WORK INSTRUCTIONS:
Word for word, restate every line of the listing that follows.

MATERIALS PROVIDED:
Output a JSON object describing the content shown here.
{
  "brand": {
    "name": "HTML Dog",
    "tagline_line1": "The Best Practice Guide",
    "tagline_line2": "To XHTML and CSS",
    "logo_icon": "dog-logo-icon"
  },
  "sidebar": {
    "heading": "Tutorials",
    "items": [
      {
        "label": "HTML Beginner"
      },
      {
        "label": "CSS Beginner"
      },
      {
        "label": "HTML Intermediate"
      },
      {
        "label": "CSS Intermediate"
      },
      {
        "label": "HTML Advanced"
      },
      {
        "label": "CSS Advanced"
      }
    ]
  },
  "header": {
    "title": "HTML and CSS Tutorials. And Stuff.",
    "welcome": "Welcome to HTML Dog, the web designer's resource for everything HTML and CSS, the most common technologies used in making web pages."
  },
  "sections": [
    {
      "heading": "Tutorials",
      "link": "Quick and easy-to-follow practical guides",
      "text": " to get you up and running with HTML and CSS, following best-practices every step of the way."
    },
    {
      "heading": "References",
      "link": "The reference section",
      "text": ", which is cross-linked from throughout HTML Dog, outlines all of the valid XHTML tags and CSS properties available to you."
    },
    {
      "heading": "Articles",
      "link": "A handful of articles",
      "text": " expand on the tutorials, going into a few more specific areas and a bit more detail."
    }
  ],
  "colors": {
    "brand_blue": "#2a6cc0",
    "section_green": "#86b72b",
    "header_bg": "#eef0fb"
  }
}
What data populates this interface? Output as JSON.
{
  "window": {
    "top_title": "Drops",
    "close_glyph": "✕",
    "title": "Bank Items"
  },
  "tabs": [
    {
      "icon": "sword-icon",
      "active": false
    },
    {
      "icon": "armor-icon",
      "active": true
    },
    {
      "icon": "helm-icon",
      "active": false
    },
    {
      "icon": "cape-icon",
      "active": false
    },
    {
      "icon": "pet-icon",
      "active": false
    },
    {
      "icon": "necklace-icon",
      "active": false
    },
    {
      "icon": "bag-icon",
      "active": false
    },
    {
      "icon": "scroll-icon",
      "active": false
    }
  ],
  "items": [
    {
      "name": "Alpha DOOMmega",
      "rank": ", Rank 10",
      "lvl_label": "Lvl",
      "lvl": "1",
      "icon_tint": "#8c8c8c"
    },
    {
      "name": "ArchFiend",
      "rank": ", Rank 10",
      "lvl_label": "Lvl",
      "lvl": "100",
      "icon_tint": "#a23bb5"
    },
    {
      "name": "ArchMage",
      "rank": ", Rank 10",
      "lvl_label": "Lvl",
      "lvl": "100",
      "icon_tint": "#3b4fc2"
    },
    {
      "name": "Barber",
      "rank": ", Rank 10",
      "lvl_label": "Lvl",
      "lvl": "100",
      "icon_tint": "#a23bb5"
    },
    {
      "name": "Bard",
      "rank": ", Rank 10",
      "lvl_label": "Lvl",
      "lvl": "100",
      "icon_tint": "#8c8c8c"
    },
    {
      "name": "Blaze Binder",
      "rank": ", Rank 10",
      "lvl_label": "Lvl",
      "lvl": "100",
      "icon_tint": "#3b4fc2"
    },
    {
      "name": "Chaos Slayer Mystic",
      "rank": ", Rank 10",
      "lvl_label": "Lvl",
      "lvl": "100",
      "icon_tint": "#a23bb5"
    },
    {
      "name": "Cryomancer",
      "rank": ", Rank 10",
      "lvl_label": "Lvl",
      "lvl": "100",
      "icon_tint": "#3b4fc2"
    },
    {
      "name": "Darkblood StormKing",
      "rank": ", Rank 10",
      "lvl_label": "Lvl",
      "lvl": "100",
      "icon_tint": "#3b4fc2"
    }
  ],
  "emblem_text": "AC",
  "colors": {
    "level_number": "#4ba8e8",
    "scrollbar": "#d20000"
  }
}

EXERCISE SOLUTION:
Output a JSON object describing the content shown here.
{
  "brand": {
    "name": "HTML Dog",
    "tagline_line1": "The Best Practice Guide",
    "tagline_line2": "To XHTML and CSS",
    "logo_icon": "dog-logo-icon"
  },
  "sidebar": {
    "heading": "Tutorials",
    "items": [
      {
        "label": "HTML Beginner"
      },
      {
        "label": "CSS Beginner"
      },
      {
        "label": "HTML Intermediate"
      },
      {
        "label": "CSS Intermediate"
      },
      {
        "label": "HTML Advanced"
      },
      {
        "label": "CSS Advanced"
      }
    ]
  },
  "header": {
    "title": "HTML and CSS Tutorials. And Stuff.",
    "welcome": "Welcome to HTML Dog, the web designer's resource for everything HTML and CSS, the most common technologies used in making web pages."
  },
  "sections": [
    {
      "heading": "Tutorials",
      "link": "Quick and easy-to-follow practical guides",
      "text": " to get you up and running with HTML and CSS, following best-practices every step of the way."
    },
    {
      "heading": "References",
      "link": "The reference section",
      "text": ", which is cross-linked from throughout HTML Dog, outlines all of the valid XHTML tags and CSS properties available to you."
    },
    {
      "heading": "Articles",
      "link": "A handful of articles",
      "text": " expand on the tutorials, going into a few more specific areas and a bit more detail."
    }
  ],
  "colors": {
    "brand_blue": "#2a6cc0",
    "section_green": "#86b72b",
    "header_bg": "#eef0fb"
  }
}
What data populates this interface? Output as JSON.
{
  "window": {
    "top_title": "Drops",
    "close_glyph": "✕",
    "title": "Bank Items"
  },
  "tabs": [
    {
      "icon": "sword-icon",
      "active": false
    },
    {
      "icon": "armor-icon",
      "active": true
    },
    {
      "icon": "helm-icon",
      "active": false
    },
    {
      "icon": "cape-icon",
      "active": false
    },
    {
      "icon": "pet-icon",
      "active": false
    },
    {
      "icon": "necklace-icon",
      "active": false
    },
    {
      "icon": "bag-icon",
      "active": false
    },
    {
      "icon": "scroll-icon",
      "active": false
    }
  ],
  "items": [
    {
      "name": "Alpha DOOMmega",
      "rank": ", Rank 10",
      "lvl_label": "Lvl",
      "lvl": "1",
      "icon_tint": "#8c8c8c"
    },
    {
      "name": "ArchFiend",
      "rank": ", Rank 10",
      "lvl_label": "Lvl",
      "lvl": "100",
      "icon_tint": "#a23bb5"
    },
    {
      "name": "ArchMage",
      "rank": ", Rank 10",
      "lvl_label": "Lvl",
      "lvl": "100",
      "icon_tint": "#3b4fc2"
    },
    {
      "name": "Barber",
      "rank": ", Rank 10",
      "lvl_label": "Lvl",
      "lvl": "100",
      "icon_tint": "#a23bb5"
    },
    {
      "name": "Bard",
      "rank": ", Rank 10",
      "lvl_label": "Lvl",
      "lvl": "100",
      "icon_tint": "#8c8c8c"
    },
    {
      "name": "Blaze Binder",
      "rank": ", Rank 10",
      "lvl_label": "Lvl",
      "lvl": "100",
      "icon_tint": "#3b4fc2"
    },
    {
      "name": "Chaos Slayer Mystic",
      "rank": ", Rank 10",
      "lvl_label": "Lvl",
      "lvl": "100",
      "icon_tint": "#a23bb5"
    },
    {
      "name": "Cryomancer",
      "rank": ", Rank 10",
      "lvl_label": "Lvl",
      "lvl": "100",
      "icon_tint": "#3b4fc2"
    },
    {
      "name": "Darkblood StormKing",
      "rank": ", Rank 10",
      "lvl_label": "Lvl",
      "lvl": "100",
      "icon_tint": "#3b4fc2"
    }
  ],
  "emblem_text": "AC",
  "colors": {
    "level_number": "#4ba8e8",
    "scrollbar": "#d20000"
  }
}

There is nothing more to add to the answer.